GIVEN EXERCISE >>
Check the listing below for lines that hold "another". How many are there? Please give only the number.

INFORMATION GIVEN >>
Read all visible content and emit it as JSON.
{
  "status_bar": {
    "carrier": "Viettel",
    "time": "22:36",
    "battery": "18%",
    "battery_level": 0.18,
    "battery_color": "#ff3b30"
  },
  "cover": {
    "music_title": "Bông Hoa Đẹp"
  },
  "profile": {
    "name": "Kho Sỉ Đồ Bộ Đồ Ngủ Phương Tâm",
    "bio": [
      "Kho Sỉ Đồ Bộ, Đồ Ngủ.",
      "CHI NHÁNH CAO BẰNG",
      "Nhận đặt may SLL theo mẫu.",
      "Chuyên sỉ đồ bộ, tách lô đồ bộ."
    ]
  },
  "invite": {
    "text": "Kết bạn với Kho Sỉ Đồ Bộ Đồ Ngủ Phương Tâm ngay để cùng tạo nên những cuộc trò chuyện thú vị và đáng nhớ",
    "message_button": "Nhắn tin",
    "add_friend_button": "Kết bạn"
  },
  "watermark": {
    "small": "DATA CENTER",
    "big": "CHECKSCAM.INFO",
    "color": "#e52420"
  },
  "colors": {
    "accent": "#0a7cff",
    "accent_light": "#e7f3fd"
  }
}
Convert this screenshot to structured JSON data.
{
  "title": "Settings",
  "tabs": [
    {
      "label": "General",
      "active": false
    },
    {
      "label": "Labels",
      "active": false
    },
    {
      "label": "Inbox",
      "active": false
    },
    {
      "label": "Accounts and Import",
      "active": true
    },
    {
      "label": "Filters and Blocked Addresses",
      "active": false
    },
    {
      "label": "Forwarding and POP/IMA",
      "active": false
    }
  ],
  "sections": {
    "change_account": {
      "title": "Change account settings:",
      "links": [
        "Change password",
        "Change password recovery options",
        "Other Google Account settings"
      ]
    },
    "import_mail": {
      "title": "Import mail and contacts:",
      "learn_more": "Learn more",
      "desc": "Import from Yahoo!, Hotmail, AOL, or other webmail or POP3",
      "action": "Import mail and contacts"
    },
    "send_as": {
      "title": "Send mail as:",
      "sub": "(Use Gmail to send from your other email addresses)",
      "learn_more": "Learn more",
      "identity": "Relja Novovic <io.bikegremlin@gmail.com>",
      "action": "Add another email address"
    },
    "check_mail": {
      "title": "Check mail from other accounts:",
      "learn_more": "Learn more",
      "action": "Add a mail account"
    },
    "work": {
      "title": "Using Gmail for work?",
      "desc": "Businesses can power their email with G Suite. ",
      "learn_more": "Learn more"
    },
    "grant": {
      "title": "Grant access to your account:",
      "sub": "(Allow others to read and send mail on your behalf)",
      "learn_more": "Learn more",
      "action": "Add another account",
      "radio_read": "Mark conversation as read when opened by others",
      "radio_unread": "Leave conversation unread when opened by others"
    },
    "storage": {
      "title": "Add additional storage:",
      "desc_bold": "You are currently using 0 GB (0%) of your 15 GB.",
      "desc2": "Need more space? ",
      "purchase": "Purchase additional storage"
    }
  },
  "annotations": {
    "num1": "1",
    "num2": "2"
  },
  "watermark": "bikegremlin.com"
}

ANSWER >>
2